• WHAT TO PRODUCE:
Look through the lines below and extract any with the word "扩大就业".

• INFORMATION SHOWN:
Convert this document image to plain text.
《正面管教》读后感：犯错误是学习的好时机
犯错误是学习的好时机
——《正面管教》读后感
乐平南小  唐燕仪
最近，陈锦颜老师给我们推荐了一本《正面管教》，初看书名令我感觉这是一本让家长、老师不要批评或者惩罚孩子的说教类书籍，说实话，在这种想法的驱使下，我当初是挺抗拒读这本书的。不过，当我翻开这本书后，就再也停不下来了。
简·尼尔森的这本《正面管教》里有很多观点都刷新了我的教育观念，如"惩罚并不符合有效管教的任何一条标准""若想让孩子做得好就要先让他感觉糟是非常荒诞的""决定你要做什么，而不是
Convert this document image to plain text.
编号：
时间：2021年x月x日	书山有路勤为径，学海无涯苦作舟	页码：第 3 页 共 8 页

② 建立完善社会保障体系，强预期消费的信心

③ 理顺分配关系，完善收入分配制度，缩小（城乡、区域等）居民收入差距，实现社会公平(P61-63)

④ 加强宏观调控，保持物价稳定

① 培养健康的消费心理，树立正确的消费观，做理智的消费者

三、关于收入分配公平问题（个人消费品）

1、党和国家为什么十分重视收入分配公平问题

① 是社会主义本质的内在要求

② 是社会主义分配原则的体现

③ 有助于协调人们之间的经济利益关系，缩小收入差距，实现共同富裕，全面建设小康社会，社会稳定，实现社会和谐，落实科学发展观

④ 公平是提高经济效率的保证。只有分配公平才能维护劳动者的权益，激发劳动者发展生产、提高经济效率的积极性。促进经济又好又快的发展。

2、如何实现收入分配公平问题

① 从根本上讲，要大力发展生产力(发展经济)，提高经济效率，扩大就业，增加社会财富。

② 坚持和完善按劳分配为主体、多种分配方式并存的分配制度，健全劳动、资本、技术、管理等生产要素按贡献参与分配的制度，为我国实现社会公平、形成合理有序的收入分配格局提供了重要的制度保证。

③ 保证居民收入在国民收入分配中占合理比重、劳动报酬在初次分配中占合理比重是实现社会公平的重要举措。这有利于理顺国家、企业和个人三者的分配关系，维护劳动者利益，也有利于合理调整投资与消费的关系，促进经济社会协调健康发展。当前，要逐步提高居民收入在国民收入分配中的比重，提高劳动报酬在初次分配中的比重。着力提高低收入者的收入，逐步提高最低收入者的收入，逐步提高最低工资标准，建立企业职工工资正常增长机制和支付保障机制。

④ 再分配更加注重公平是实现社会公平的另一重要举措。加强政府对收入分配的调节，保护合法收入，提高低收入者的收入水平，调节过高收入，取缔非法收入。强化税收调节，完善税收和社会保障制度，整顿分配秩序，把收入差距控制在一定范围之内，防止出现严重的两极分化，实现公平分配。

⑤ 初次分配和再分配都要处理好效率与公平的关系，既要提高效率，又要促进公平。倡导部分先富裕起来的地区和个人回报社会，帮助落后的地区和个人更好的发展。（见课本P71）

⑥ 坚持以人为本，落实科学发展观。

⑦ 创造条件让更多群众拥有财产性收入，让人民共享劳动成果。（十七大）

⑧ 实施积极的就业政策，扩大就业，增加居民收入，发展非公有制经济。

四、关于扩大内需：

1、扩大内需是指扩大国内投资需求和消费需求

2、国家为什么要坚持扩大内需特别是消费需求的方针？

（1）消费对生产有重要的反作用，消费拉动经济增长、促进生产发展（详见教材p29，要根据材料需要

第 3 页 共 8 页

• SOLVED EXERCISE:
① 从根本上讲，要大力发展生产力(发展经济)，提高经济效率，扩大就业，增加社会财富。
⑧ 实施积极的就业政策，扩大就业，增加居民收入，发展非公有制经济。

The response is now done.